* [Aim]:
Set the listing down again in full, word for word, with the pictures left out.

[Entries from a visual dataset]
------
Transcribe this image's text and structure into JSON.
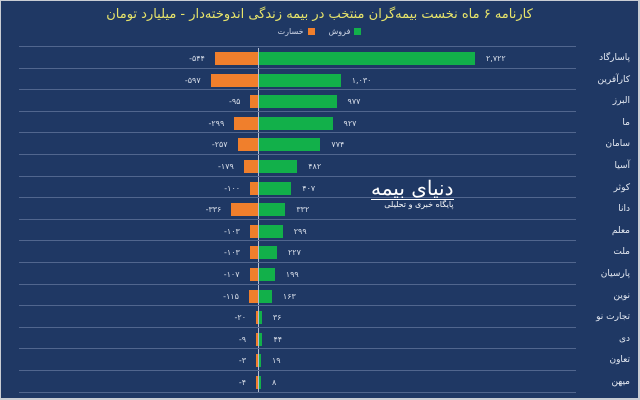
{
  "title": "کارنامه ۶ ماه نخست بیمه‌گران منتخب در بیمه زندگی اندوخته‌دار - میلیارد تومان",
  "legend": [
    {
      "label": "فروش",
      "color": "#12b04a"
    },
    {
      "label": "خسارت",
      "color": "#f07f2c"
    }
  ],
  "watermark": {
    "line1": "دنیای بیمه",
    "line2": "پایگاه خبری و تحلیلی"
  },
  "chart_data": {
    "type": "bar",
    "orientation": "horizontal-diverging",
    "title": "کارنامه ۶ ماه نخست بیمه‌گران منتخب در بیمه زندگی اندوخته‌دار - میلیارد تومان",
    "xlabel": "",
    "ylabel": "",
    "legend_position": "top",
    "grid": true,
    "categories": [
      "پاسارگاد",
      "کارآفرین",
      "البرز",
      "ما",
      "سامان",
      "آسیا",
      "کوثر",
      "دانا",
      "معلم",
      "ملت",
      "پارسیان",
      "نوین",
      "تجارت نو",
      "دی",
      "تعاون",
      "میهن"
    ],
    "series": [
      {
        "name": "فروش",
        "color": "#12b04a",
        "values": [
          2722,
          1030,
          977,
          927,
          774,
          482,
          407,
          332,
          299,
          227,
          199,
          163,
          36,
          44,
          19,
          8
        ],
        "labels": [
          "۲,۷۲۲",
          "۱,۰۳۰",
          "۹۷۷",
          "۹۲۷",
          "۷۷۴",
          "۴۸۲",
          "۴۰۷",
          "۳۳۲",
          "۲۹۹",
          "۲۲۷",
          "۱۹۹",
          "۱۶۳",
          "۳۶",
          "۴۴",
          "۱۹",
          "۸"
        ]
      },
      {
        "name": "خسارت",
        "color": "#f07f2c",
        "values": [
          -544,
          -597,
          -95,
          -299,
          -257,
          -179,
          -100,
          -336,
          -103,
          -103,
          -107,
          -115,
          -20,
          -9,
          -3,
          -4
        ],
        "labels": [
          "-۵۴۴",
          "-۵۹۷",
          "-۹۵",
          "-۲۹۹",
          "-۲۵۷",
          "-۱۷۹",
          "-۱۰۰",
          "-۳۳۶",
          "-۱۰۳",
          "-۱۰۳",
          "-۱۰۷",
          "-۱۱۵",
          "-۲۰",
          "-۹",
          "-۳",
          "-۴"
        ]
      }
    ]
  }
}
------
* [In response]:
Transcribe this image's text and structure into JSON.
{
  "title": "کارنامه ۶ ماه نخست بیمه‌گران منتخب در بیمه زندگی اندوخته‌دار - میلیارد تومان",
  "legend": [
    {
      "label": "فروش",
      "color": "#12b04a"
    },
    {
      "label": "خسارت",
      "color": "#f07f2c"
    }
  ],
  "watermark": {
    "line1": "دنیای بیمه",
    "line2": "پایگاه خبری و تحلیلی"
  },
  "chart_data": {
    "type": "bar",
    "orientation": "horizontal-diverging",
    "title": "کارنامه ۶ ماه نخست بیمه‌گران منتخب در بیمه زندگی اندوخته‌دار - میلیارد تومان",
    "xlabel": "",
    "ylabel": "",
    "legend_position": "top",
    "grid": true,
    "categories": [
      "پاسارگاد",
      "کارآفرین",
      "البرز",
      "ما",
      "سامان",
      "آسیا",
      "کوثر",
      "دانا",
      "معلم",
      "ملت",
      "پارسیان",
      "نوین",
      "تجارت نو",
      "دی",
      "تعاون",
      "میهن"
    ],
    "series": [
      {
        "name": "فروش",
        "color": "#12b04a",
        "values": [
          2722,
          1030,
          977,
          927,
          774,
          482,
          407,
          332,
          299,
          227,
          199,
          163,
          36,
          44,
          19,
          8
        ],
        "labels": [
          "۲,۷۲۲",
          "۱,۰۳۰",
          "۹۷۷",
          "۹۲۷",
          "۷۷۴",
          "۴۸۲",
          "۴۰۷",
          "۳۳۲",
          "۲۹۹",
          "۲۲۷",
          "۱۹۹",
          "۱۶۳",
          "۳۶",
          "۴۴",
          "۱۹",
          "۸"
        ]
      },
      {
        "name": "خسارت",
        "color": "#f07f2c",
        "values": [
          -544,
          -597,
          -95,
          -299,
          -257,
          -179,
          -100,
          -336,
          -103,
          -103,
          -107,
          -115,
          -20,
          -9,
          -3,
          -4
        ],
        "labels": [
          "-۵۴۴",
          "-۵۹۷",
          "-۹۵",
          "-۲۹۹",
          "-۲۵۷",
          "-۱۷۹",
          "-۱۰۰",
          "-۳۳۶",
          "-۱۰۳",
          "-۱۰۳",
          "-۱۰۷",
          "-۱۱۵",
          "-۲۰",
          "-۹",
          "-۳",
          "-۴"
        ]
      }
    ]
  }
}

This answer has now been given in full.